** START OF Recorded data **

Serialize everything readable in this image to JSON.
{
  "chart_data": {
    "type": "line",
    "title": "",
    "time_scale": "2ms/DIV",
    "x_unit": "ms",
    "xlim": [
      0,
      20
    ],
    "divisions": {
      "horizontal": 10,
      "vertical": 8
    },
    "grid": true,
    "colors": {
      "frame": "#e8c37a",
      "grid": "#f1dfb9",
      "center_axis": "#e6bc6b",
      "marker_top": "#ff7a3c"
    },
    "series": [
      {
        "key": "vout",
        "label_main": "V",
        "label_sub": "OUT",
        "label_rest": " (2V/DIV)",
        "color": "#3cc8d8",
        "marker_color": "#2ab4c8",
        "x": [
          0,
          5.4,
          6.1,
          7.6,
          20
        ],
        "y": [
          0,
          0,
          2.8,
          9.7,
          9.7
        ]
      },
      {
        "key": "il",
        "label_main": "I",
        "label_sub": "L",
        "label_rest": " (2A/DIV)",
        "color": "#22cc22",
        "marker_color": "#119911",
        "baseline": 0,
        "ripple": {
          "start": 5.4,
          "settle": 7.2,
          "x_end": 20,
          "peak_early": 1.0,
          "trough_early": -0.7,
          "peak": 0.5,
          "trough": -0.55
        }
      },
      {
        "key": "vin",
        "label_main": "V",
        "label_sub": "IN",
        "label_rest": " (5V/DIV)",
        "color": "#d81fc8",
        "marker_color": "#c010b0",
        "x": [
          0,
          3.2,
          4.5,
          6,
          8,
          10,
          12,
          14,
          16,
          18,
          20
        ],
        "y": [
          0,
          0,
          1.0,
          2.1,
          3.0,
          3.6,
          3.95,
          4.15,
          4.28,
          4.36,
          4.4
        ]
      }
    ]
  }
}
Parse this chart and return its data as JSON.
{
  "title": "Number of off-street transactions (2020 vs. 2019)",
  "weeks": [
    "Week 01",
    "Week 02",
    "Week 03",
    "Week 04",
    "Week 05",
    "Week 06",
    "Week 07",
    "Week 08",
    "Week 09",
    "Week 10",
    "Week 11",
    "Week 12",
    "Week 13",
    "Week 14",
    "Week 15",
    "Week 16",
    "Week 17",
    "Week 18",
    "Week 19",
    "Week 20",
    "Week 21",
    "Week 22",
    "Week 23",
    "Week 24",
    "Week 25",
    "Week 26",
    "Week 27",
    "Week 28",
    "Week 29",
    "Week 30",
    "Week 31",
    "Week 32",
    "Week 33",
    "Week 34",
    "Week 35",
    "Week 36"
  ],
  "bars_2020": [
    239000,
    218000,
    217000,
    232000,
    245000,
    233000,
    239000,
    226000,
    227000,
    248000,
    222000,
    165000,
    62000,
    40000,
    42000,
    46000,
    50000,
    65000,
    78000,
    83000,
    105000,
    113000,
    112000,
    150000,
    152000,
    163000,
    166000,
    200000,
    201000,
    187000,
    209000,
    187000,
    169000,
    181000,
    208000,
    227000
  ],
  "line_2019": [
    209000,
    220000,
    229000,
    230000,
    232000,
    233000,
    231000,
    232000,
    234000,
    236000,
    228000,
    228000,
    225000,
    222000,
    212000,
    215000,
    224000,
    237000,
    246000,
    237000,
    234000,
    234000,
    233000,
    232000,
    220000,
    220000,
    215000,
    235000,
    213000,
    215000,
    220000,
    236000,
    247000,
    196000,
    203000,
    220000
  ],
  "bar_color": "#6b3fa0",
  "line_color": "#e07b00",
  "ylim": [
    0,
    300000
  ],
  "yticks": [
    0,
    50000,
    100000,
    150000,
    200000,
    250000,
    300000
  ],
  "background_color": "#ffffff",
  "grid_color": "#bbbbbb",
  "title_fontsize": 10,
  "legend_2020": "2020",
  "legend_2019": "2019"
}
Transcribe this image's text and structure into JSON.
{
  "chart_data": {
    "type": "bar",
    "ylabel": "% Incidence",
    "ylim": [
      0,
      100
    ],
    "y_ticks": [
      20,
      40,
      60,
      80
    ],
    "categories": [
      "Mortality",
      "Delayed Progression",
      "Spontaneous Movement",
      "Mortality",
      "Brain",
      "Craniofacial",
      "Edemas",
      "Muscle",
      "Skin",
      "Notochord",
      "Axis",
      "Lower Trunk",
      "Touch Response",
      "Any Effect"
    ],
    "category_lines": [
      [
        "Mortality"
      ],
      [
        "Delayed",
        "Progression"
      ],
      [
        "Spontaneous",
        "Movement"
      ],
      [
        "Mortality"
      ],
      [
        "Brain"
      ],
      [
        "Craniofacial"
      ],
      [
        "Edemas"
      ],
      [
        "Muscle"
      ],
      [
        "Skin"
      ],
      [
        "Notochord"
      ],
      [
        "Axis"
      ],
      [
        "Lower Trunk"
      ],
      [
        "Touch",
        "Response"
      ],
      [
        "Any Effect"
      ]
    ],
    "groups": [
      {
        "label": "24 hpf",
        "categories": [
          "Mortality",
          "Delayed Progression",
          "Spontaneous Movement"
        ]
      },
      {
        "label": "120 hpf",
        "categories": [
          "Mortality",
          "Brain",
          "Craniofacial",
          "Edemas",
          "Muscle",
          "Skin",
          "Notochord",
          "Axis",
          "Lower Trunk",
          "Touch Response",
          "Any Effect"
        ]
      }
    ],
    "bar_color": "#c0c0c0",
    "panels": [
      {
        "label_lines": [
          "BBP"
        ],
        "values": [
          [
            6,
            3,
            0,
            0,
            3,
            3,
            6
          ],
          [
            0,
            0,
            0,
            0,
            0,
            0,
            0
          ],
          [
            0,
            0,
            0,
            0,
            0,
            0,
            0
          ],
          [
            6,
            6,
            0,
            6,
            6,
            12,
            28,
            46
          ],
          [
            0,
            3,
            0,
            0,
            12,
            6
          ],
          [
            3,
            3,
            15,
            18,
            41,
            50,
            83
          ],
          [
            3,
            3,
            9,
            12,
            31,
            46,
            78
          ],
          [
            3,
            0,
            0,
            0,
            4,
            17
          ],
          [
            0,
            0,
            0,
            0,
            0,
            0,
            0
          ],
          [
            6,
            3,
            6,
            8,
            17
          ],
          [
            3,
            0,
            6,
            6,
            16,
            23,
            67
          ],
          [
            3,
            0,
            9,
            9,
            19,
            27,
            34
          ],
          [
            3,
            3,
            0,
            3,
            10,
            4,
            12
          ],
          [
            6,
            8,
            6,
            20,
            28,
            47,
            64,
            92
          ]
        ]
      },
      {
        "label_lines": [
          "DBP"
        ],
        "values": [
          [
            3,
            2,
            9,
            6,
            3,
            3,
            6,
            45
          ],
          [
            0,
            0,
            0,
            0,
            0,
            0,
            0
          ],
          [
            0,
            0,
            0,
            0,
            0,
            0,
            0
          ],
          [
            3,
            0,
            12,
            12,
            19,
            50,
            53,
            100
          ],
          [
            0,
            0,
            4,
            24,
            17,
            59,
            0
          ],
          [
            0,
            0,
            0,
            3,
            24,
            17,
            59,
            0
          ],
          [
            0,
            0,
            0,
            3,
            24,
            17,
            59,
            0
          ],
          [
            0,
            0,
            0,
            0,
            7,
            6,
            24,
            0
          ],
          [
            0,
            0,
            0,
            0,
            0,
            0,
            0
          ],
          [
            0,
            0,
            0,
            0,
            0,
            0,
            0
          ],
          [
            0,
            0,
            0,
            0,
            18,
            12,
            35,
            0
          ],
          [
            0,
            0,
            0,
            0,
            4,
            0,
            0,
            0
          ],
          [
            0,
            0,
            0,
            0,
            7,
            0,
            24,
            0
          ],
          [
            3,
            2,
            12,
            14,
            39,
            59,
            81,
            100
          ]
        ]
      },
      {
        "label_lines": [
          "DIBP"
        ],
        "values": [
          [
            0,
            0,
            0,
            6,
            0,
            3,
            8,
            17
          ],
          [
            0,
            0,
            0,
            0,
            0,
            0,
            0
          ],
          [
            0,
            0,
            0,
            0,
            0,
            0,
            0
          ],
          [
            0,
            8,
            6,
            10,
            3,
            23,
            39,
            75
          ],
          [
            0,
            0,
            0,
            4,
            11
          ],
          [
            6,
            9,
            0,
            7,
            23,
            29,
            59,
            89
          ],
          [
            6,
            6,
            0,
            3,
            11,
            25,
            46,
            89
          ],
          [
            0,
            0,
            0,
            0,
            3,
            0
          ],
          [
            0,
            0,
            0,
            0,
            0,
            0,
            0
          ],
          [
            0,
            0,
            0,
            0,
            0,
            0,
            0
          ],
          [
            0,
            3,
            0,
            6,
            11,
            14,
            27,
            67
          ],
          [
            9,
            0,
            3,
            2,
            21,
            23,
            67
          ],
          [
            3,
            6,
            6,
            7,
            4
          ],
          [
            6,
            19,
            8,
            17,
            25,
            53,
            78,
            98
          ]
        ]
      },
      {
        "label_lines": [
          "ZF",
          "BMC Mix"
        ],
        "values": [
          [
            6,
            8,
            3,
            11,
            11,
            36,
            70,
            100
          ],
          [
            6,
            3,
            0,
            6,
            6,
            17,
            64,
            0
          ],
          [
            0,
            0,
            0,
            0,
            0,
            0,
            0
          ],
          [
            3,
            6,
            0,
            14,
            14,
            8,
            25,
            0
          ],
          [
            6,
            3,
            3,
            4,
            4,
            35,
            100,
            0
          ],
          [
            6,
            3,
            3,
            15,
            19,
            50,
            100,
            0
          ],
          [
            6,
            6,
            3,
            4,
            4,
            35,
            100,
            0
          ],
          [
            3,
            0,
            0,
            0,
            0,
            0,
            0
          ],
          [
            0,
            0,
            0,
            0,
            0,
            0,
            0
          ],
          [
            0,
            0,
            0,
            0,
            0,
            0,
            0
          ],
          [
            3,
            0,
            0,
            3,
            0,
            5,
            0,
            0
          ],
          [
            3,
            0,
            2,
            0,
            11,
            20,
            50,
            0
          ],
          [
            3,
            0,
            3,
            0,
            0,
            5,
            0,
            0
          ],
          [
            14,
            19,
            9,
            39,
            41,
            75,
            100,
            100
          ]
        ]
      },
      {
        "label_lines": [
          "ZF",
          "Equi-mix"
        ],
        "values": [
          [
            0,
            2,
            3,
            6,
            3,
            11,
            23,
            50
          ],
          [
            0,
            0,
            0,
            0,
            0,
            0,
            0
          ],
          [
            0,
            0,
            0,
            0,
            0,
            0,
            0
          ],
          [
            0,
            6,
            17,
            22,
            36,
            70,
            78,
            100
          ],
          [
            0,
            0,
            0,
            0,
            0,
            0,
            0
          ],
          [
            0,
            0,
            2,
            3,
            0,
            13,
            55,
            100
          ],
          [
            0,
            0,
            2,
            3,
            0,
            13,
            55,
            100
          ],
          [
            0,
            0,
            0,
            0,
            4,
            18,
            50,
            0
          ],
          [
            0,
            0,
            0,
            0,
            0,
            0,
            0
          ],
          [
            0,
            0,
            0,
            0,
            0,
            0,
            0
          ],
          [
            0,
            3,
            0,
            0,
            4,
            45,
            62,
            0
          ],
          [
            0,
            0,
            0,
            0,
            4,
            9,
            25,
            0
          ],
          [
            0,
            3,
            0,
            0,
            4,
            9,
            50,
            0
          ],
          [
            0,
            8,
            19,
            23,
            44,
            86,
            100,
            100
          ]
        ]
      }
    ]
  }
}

** END OF Recorded data **

What the exercise asks ▸ Look above for every line with the word "Progression" and copy it.

Output ▸
      "Delayed Progression",
        "Progression"
          "Delayed Progression",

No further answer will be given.